-- start Records provided --
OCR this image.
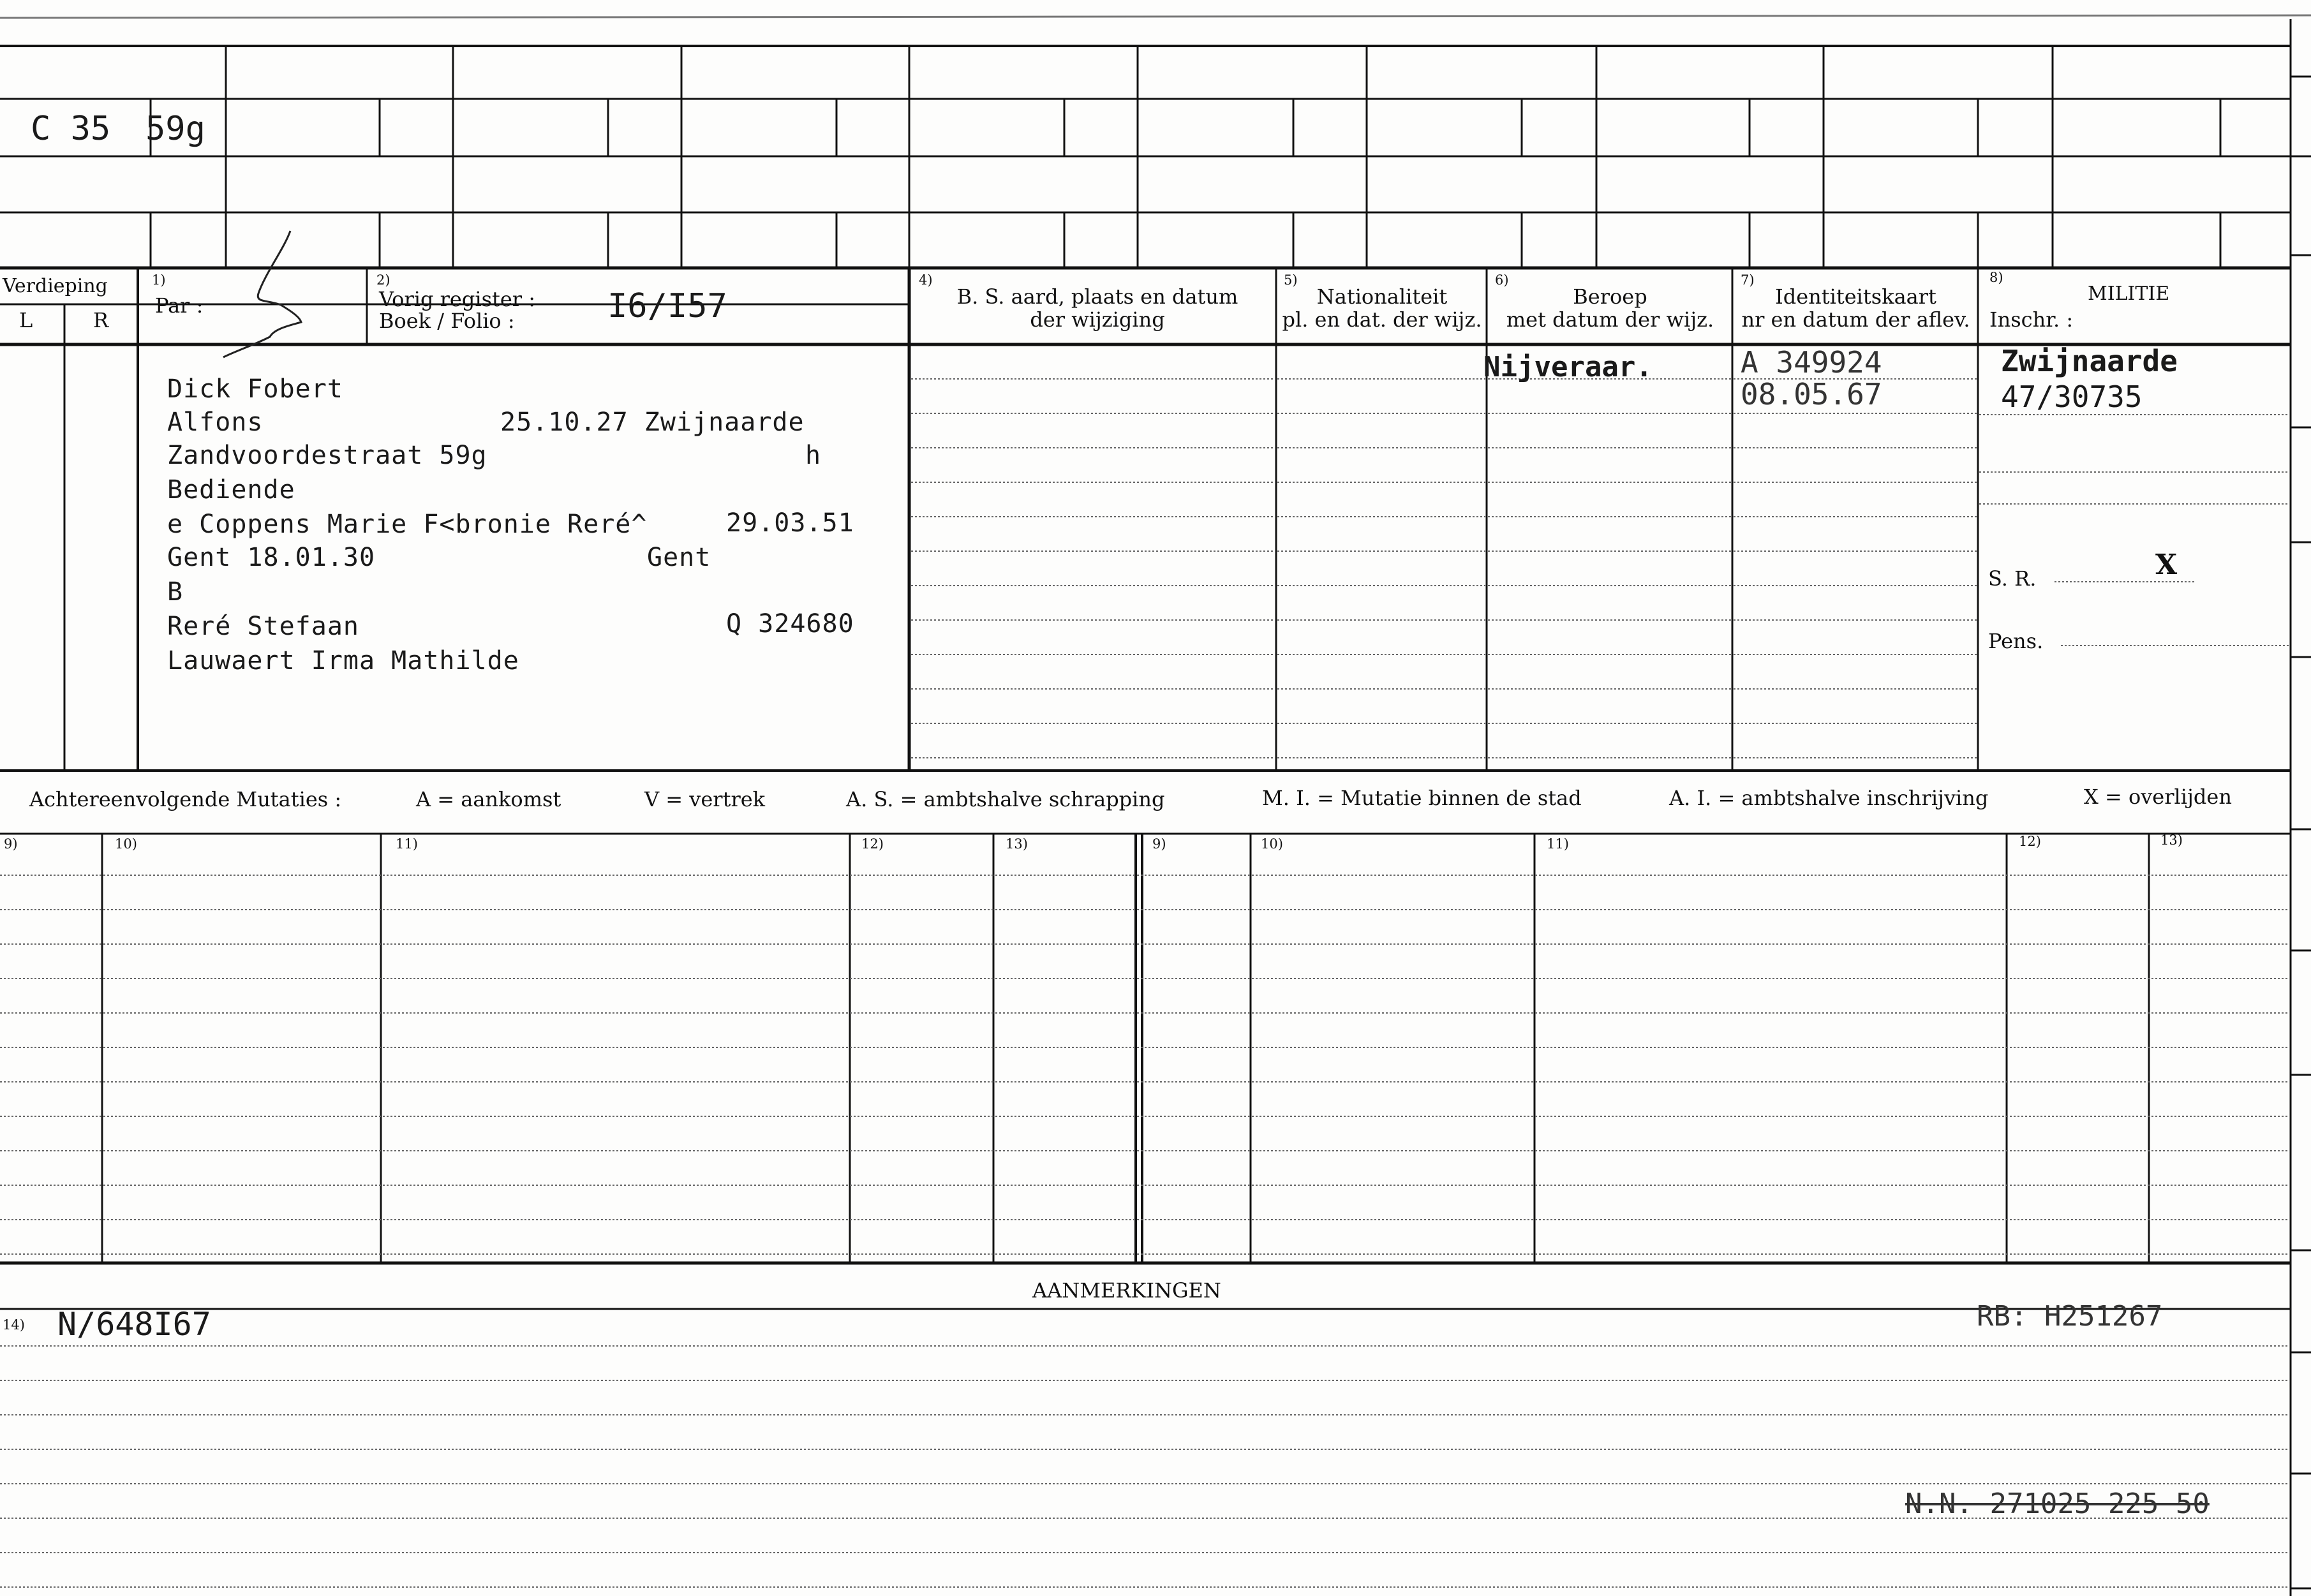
C 35 59g
Verdieping
L	R
1)
Par :
2)
Vorig register :
Boek / Folio :	I6/I57
4)
B. S. aard, plaats en datum
der wijziging
5)
Nationaliteit
pl. en dat. der wijz.
6)
Beroep
met datum der wijz.
7)
Identiteitskaart
nr en datum der aflev.
8)
MILITIE
Inschr. :
Dick Fobert
Alfons	25.10.27 Zwijnaarde
Zandvoordestraat 59g	h
Bediende
e Coppens Marie F<bronie Reré^	29.03.51
Gent 18.01.30	Gent
B
Reré Stefaan	Q 324680
Lauwaert Irma Mathilde
Nijveraar.	A 349924
08.05.67
Zwijnaarde
47/30735
S. R.	X
Pens.
Achtereenvolgende Mutaties :	A = aankomst	V = vertrek	A. S. = ambtshalve schrapping	M. I. = Mutatie binnen de stad	A. I. = ambtshalve inschrijving	X = overlijden
9)	10)	11)	12)	13)	9)	10)	11)	12)	13)
AANMERKINGEN
14) N/648I67	RB: H251267
N.N. 271025 225 50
-- end Records provided --
## Problem
Every entry must be transcribed exactly. Pictures do not belong in the copy.

## Exercise response
OCR this image.
C 35 59g
Verdieping
L	R
1)
Par :
2)
Vorig register :
Boek / Folio :	I6/I57
4)
B. S. aard, plaats en datum
der wijziging
5)
Nationaliteit
pl. en dat. der wijz.
6)
Beroep
met datum der wijz.
7)
Identiteitskaart
nr en datum der aflev.
8)
MILITIE
Inschr. :
Dick Fobert
Alfons	25.10.27 Zwijnaarde
Zandvoordestraat 59g	h
Bediende
e Coppens Marie F<bronie Reré^	29.03.51
Gent 18.01.30	Gent
B
Reré Stefaan	Q 324680
Lauwaert Irma Mathilde
Nijveraar.	A 349924
08.05.67
Zwijnaarde
47/30735
S. R.	X
Pens.
Achtereenvolgende Mutaties :	A = aankomst	V = vertrek	A. S. = ambtshalve schrapping	M. I. = Mutatie binnen de stad	A. I. = ambtshalve inschrijving	X = overlijden
9)	10)	11)	12)	13)	9)	10)	11)	12)	13)
AANMERKINGEN
14) N/648I67	RB: H251267
N.N. 271025 225 50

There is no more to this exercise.